◆ REQUIRED WORK: Look through the data and write out every line with the word "IEEE" in it.
━━ INFORMATION PROVIDED
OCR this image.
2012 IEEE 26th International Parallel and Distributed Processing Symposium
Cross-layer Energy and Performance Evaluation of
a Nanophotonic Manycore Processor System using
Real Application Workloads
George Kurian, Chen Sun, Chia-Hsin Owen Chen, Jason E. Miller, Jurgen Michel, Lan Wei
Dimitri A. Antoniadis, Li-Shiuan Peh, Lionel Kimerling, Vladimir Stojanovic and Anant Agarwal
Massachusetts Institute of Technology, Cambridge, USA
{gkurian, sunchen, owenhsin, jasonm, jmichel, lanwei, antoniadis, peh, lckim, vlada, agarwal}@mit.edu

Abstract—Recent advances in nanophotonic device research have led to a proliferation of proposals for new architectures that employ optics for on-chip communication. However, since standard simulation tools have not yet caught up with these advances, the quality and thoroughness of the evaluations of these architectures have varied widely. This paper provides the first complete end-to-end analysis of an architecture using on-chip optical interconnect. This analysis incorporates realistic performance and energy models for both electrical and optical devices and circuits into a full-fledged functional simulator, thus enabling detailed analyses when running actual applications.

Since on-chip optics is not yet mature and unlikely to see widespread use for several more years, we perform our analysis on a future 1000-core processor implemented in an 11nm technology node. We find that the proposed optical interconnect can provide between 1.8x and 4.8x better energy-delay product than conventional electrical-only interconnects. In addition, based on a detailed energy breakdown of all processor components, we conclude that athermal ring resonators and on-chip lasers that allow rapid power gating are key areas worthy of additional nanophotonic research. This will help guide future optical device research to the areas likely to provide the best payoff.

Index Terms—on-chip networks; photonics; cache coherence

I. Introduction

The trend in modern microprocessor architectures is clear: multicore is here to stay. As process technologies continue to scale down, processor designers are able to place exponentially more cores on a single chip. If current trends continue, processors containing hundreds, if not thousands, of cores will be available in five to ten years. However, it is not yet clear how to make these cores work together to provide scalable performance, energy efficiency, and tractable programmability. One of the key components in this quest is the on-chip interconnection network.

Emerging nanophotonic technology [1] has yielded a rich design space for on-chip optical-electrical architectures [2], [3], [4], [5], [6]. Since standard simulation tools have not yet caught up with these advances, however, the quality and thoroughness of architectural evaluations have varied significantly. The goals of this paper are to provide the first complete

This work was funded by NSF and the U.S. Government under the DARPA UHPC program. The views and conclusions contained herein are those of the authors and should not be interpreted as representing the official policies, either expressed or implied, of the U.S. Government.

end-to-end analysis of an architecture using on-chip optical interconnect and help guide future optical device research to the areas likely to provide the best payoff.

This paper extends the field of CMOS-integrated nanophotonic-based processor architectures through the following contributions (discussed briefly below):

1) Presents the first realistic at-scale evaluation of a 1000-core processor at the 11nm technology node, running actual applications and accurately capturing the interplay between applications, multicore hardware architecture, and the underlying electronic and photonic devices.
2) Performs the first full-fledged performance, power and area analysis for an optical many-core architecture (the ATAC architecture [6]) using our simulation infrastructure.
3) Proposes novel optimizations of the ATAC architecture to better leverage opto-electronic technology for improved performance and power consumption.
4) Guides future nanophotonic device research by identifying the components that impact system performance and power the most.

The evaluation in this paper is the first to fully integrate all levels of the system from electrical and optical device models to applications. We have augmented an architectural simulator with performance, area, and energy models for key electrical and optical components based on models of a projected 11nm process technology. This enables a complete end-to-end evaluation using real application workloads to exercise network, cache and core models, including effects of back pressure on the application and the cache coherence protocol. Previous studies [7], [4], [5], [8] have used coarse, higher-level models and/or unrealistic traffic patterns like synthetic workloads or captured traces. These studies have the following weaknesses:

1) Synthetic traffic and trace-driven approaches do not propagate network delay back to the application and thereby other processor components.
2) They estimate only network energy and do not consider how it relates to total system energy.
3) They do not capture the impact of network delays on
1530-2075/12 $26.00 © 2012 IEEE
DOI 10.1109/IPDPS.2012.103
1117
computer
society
━━━━
◆ THE RESULT:
2012 IEEE 26th International Parallel and Distributed Processing Symposium
1530-2075/12 $26.00 © 2012 IEEE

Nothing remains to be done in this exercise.